> _Set problem_
Check each line of the material below for "chevron", then copy the ones that contain it.

> _Dataset excerpts_
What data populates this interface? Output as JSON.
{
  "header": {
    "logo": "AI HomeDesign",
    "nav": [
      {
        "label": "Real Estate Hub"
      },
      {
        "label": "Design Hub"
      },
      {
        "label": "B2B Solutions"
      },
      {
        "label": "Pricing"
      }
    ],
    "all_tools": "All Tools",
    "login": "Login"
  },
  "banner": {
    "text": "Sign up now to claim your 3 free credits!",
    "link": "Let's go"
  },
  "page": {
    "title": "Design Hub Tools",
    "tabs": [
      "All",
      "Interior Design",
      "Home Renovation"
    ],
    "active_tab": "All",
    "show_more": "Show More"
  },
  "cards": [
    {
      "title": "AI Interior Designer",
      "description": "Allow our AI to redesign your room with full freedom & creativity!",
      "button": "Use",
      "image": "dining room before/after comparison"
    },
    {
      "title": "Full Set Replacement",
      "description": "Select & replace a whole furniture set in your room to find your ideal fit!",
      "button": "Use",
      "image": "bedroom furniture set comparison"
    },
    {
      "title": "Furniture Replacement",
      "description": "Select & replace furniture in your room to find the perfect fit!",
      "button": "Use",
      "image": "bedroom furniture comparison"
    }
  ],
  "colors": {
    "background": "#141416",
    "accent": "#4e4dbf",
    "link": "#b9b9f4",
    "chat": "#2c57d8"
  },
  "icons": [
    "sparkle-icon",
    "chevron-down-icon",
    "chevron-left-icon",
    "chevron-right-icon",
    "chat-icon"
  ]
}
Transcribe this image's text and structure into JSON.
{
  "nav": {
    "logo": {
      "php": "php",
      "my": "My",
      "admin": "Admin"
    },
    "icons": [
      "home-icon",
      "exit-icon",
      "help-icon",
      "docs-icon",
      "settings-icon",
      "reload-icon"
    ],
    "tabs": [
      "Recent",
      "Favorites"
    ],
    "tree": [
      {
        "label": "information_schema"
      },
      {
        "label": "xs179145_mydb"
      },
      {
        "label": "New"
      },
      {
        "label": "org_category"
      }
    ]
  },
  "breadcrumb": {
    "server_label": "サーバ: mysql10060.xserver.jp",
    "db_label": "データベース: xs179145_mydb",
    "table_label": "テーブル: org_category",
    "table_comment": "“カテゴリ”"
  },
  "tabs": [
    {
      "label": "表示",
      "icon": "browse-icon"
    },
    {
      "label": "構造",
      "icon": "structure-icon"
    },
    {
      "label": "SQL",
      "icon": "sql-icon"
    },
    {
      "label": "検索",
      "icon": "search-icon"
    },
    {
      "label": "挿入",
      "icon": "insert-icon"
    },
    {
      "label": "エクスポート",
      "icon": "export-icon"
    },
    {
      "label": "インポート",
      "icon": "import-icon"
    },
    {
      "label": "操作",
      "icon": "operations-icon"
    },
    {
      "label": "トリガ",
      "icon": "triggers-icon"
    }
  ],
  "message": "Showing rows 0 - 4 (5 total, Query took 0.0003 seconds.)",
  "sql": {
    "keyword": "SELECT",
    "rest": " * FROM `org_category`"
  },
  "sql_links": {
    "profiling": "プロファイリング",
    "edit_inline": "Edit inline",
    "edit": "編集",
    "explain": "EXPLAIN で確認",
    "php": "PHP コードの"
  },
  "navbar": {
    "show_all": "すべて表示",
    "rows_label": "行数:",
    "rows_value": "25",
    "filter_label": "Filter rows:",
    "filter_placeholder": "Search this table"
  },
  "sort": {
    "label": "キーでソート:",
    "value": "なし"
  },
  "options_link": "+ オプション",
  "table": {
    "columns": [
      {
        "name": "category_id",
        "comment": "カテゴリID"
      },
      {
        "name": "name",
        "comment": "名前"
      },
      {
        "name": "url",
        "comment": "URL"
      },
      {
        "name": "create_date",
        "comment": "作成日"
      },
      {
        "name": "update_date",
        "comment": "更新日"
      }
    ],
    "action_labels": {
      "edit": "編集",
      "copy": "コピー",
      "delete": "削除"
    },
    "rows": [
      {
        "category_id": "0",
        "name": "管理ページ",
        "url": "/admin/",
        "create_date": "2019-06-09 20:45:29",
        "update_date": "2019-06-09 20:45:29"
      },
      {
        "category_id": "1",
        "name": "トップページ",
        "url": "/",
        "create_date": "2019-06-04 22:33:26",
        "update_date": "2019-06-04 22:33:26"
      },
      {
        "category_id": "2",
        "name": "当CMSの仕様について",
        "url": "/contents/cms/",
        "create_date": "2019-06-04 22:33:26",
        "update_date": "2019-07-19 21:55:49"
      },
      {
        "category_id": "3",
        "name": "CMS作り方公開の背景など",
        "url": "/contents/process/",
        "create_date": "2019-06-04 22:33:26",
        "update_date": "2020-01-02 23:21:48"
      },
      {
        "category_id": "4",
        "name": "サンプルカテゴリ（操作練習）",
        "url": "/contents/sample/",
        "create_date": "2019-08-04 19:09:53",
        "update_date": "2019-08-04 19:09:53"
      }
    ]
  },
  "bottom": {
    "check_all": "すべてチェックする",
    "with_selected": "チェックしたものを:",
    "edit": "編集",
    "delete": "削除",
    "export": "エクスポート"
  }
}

> _Written response_
    "chevron-down-icon",
    "chevron-left-icon",
    "chevron-right-icon",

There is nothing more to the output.